◆ **REQUIREMENTS**
1/ According to the article on Jim Oertling, in what year was he inducted into the Rockabilly Hall of Fame?
2/ Resume the article on Jim Oertling after its final sentence.

━━━━━ PAGE

Oertling’s greatest musical claim to fame, of course, is his epic 1963 fish tale “Old Moss Back,” about one Louisiana fisherman’s never-ending battles with an elusive largemouth black bass. The rollicking tune’s themes of unflinching determination and courage in the face of a brutal and indefatigable foe could almost serve as an anthem for Louisiana’s thousands of flood survivors, some of whom have suffered more than one such catastrophe in their lifetimes (e.g., Hurricane Katrina, Hurricane Rita, etc.).

Jim Oertling at the 2015 Ponderosa Stomp (Photo © Edgar Mata)
Jim Oertling at the 2015 Ponderosa Stomp (Photo © Edgar Mata)

‘CAJUN NAVY’ EPITOMIZES LOUISIANA’S RESILIENCE
“What I’ve seen is the resilience of the Louisiana people, not to mention how everybody helps everybody,” Oertling observes of the ongoing disaster. “Like the ‘Cajun Navy,’ they’re on their boats out there rescuing everybody. And those people come back. …

“The absolute resilience of the Louisiana people is just uncomprehensible. You see ’em interviewed on television and the reporters ask them, ‘Are you going to leave?’ ‘No, I’m gonna stay right here.’ That’s just something else, I mean, it really is.”

The Louisiana native spent his formative years in San Antonio but immersed himself in swamp culture during long summer vacations at his grandfather’s house in Bayou Lacombe, where he conceived the idea for “Old Moss Back.” Oertling was a student at Louisiana State University in 1963 when he entered Cosimo Matassa’s famed New Orleans recording studio to cut his biggest song. Matassa “was a good friend of mine,” Oertling says, crediting the eventual Rock and Roll Hall of Fame sound engineer with encouraging him to write songs in his early days.

“Old Moss Back” became a sleeper hit for Oertling, getting radio and jukebox play everywhere from San Antonio to the Mississippi Gulf Coast, and its popularity helped keep his band booked nonstop. However, the song failed to score a national distribution deal.

Oertling followed up with another Hammond single (“Back Forty” / “The First One”) before moving on to Lafayette’s legendary La Louisianne to wax the rockabilly gem “Louisiana Gambler.”

JACK-OF-ALL-TRADES HALL OF FAMER
Eventually, though, Oertling’s musical career went on hiatus when he joined the Army in 1965. After decades spent as “a bull rider, cattle ranch foreman, combat infantry officer, commercial banker, and always an outdoorsman,” he finally realized how significant “Old Moss Back” was — with his 1997 induction into the Rockabilly Hall of Fame. He has since released a CD of newer songs titled “Mossback Revisited.”

Oertling’s performance at the 2015 Ponderosa Stomp — which marked his first major appearance since meandering into nonmusical pursuits — was a revelation for the garrulous good ole boy as much as his fans. Unable to find local gigs because of the waning mass-market popularity of classic country, Oertling was amazed to meet fans at the Rock ‘N’ Bowl who had come from all over the world just to hear him and drink a few beers together.

━━━━━━━━━━
━━━━━ EXTRACTED INFORMATION

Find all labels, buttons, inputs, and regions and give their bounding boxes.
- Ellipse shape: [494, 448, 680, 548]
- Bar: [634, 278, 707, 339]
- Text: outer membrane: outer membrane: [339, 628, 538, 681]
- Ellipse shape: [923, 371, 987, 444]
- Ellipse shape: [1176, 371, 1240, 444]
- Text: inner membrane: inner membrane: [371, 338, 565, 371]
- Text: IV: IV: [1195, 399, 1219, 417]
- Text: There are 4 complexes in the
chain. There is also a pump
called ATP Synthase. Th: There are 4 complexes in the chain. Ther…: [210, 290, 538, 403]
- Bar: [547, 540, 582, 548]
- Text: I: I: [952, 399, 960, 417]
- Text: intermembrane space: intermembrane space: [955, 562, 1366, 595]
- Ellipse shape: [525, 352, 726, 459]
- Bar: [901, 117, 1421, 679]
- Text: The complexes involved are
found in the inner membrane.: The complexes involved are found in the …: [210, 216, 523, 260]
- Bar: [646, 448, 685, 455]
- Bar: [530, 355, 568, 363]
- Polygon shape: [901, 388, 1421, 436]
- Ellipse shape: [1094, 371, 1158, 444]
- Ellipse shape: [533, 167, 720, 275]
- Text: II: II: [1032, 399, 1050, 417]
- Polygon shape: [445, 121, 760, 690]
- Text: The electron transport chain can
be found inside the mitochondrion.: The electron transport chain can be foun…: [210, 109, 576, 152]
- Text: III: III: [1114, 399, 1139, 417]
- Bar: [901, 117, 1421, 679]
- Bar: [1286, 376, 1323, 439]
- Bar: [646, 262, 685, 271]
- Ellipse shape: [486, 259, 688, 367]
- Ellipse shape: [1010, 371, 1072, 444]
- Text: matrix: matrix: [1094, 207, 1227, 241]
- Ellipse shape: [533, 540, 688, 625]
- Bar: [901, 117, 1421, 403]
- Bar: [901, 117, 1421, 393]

━━━━━━━━━━

◆ **THE REPLIES**
1/ 1997

2/
THE FISH TALE HEARD ‘ROUND THE WORLD
Their lack of native English skills was no deterrent. “When I got the beer, they all started singing ‘Moss Back,’” he marvels, recalling an informal meet-and-greet drinking session during the Stomp before he hit the stage. “They all knew my music. They knew the words! … What they know about black bass is beyond me.”

Oertling notes that his Facebook page “looks like the United Nations. I got friends from Australia. I got friends from Russia. I got friends from South Africa. I got a bunch of them from England, from France. I couldn’t believe that ‘Moss Back’ is still going big on those rockabilly stations over there in Europe and Scandinavia.”

Jim Oertling, left, and a compadre at the 2015 Ponderosa Stomp (Photo © Edgar Mata)
Jim Oertling, left, and a compadre at the 2015 Ponderosa Stomp (Photo © Edgar Mata)

“‘Old Moss Back,’ ‘Louisiana Gambler,’ they’re about south Louisiana,” Oertling recalls, “because coming over here three months out of every year for a long time on the bayou out there, I got well-acquainted with swamps and bayous and alligators and all that stuff, cottonmouths.”

But “country and cowboy music” is just as much in Oertling’s blood as rockabilly. He cites the lasting influence of two legendary radio stations from his youth: KWKH-AM in Shreveport, which broadcast “The Louisiana Hayride,” and WSM in Nashville, which featured the music of the Grand Ole Opry.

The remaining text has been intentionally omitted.